▶ _WHAT IS NEEDED_
Below are some records; give them all again exactly, but not the pictures.

** Begin PROVIDED MATERIAL **

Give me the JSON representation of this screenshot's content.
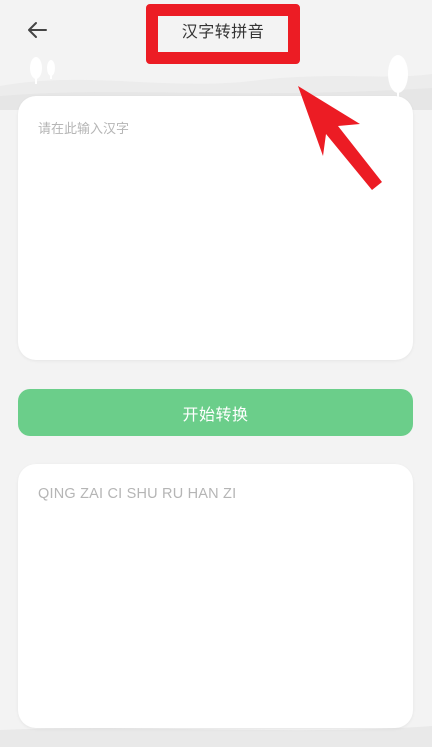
{
  "header": {
    "back_icon": "arrow-left-icon",
    "title": "汉字转拼音"
  },
  "annotation": {
    "box_color": "#ec1c24",
    "arrow_color": "#ec1c24"
  },
  "input": {
    "placeholder": "请在此输入汉字",
    "value": ""
  },
  "convert_button": {
    "label": "开始转换",
    "color": "#6bce8a"
  },
  "output": {
    "text": "QING ZAI CI SHU RU HAN ZI"
  }
}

** End PROVIDED MATERIAL **

▶ _WRITTEN RESPONSE_
Give me the JSON representation of this screenshot's content.
{
  "header": {
    "back_icon": "arrow-left-icon",
    "title": "汉字转拼音"
  },
  "annotation": {
    "box_color": "#ec1c24",
    "arrow_color": "#ec1c24"
  },
  "input": {
    "placeholder": "请在此输入汉字",
    "value": ""
  },
  "convert_button": {
    "label": "开始转换",
    "color": "#6bce8a"
  },
  "output": {
    "text": "QING ZAI CI SHU RU HAN ZI"
  }
}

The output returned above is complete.